What is asked
Below are the records; copy each line in them that holds the word "根据题意".

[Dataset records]
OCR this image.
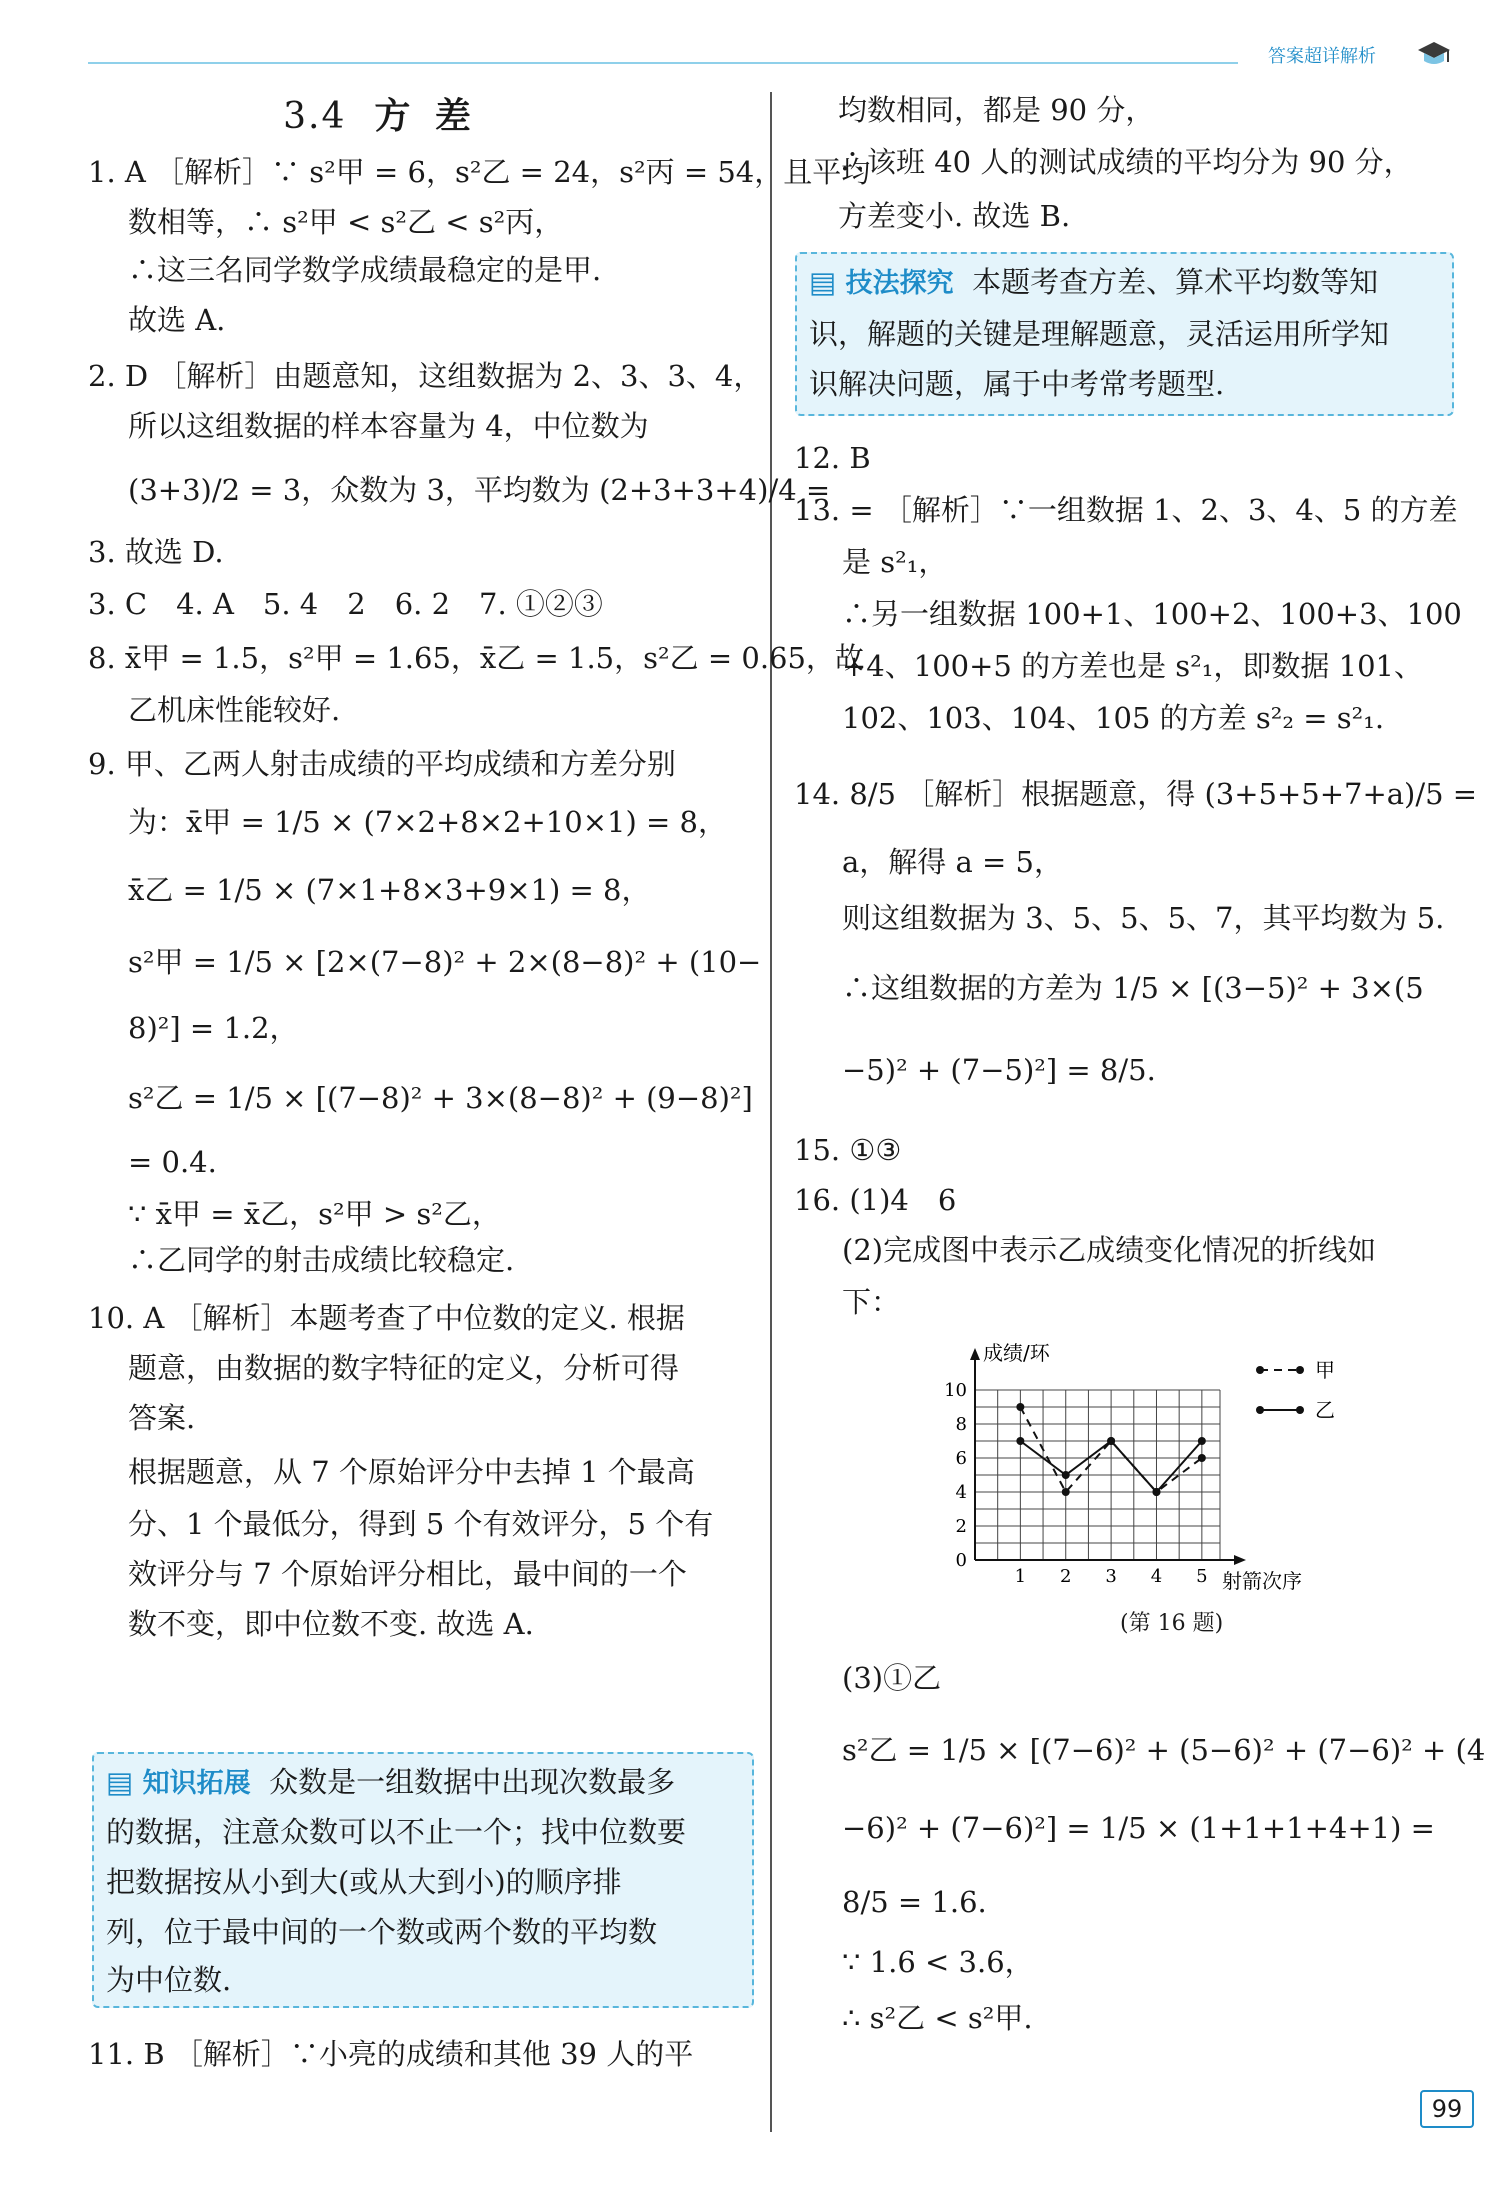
答案超详解析
3.4 方 差
1. A ［解析］∵ s²甲 = 6，s²乙 = 24，s²丙 = 54，且平均
数相等，∴ s²甲 < s²乙 < s²丙，
∴这三名同学数学成绩最稳定的是甲.
故选 A.
2. D ［解析］由题意知，这组数据为 2、3、3、4，
所以这组数据的样本容量为 4，中位数为
(3+3)/2 = 3，众数为 3，平均数为 (2+3+3+4)/4 =
3. 故选 D.
3. C　4. A　5. 4　2　6. 2　7. ①②③
8. x̄甲 = 1.5，s²甲 = 1.65，x̄乙 = 1.5，s²乙 = 0.65，故
乙机床性能较好.
9. 甲、乙两人射击成绩的平均成绩和方差分别
为：x̄甲 = 1/5 × (7×2+8×2+10×1) = 8，
x̄乙 = 1/5 × (7×1+8×3+9×1) = 8，
s²甲 = 1/5 × [2×(7−8)² + 2×(8−8)² + (10−
8)²] = 1.2，
s²乙 = 1/5 × [(7−8)² + 3×(8−8)² + (9−8)²]
= 0.4.
∵ x̄甲 = x̄乙，s²甲 > s²乙，
∴乙同学的射击成绩比较稳定.
10. A ［解析］本题考查了中位数的定义. 根据
题意，由数据的数字特征的定义，分析可得
答案.
根据题意，从 7 个原始评分中去掉 1 个最高
分、1 个最低分，得到 5 个有效评分，5 个有
效评分与 7 个原始评分相比，最中间的一个
数不变，即中位数不变. 故选 A.
▤ 知识拓展 众数是一组数据中出现次数最多
的数据，注意众数可以不止一个；找中位数要
把数据按从小到大(或从大到小)的顺序排
列，位于最中间的一个数或两个数的平均数
为中位数.
11. B ［解析］∵小亮的成绩和其他 39 人的平
均数相同，都是 90 分，
∴该班 40 人的测试成绩的平均分为 90 分，
方差变小. 故选 B.
▤ 技法探究 本题考查方差、算术平均数等知
识，解题的关键是理解题意，灵活运用所学知
识解决问题，属于中考常考题型.
12. B
13. = ［解析］∵一组数据 1、2、3、4、5 的方差
是 s²₁，
∴另一组数据 100+1、100+2、100+3、100
+4、100+5 的方差也是 s²₁，即数据 101、
102、103、104、105 的方差 s²₂ = s²₁.
14. 8/5 ［解析］根据题意，得 (3+5+5+7+a)/5 =
a，解得 a = 5，
则这组数据为 3、5、5、5、7，其平均数为 5.
∴这组数据的方差为 1/5 × [(3−5)² + 3×(5
−5)² + (7−5)²] = 8/5.
15. ①③
16. (1)4　6
(2)完成图中表示乙成绩变化情况的折线如
下：
0
2
4
6
8
10
1 2 3 4 5
成绩/环
射箭次序
甲
乙
(第 16 题)
(3)①乙
s²乙 = 1/5 × [(7−6)² + (5−6)² + (7−6)² + (4
−6)² + (7−6)²] = 1/5 × (1+1+1+4+1) =
8/5 = 1.6.
∵ 1.6 < 3.6，
∴ s²乙 < s²甲.
99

Written solution
根据题意，从 7 个原始评分中去掉 1 个最高
14. 8/5 ［解析］根据题意，得 (3+5+5+7+a)/5 =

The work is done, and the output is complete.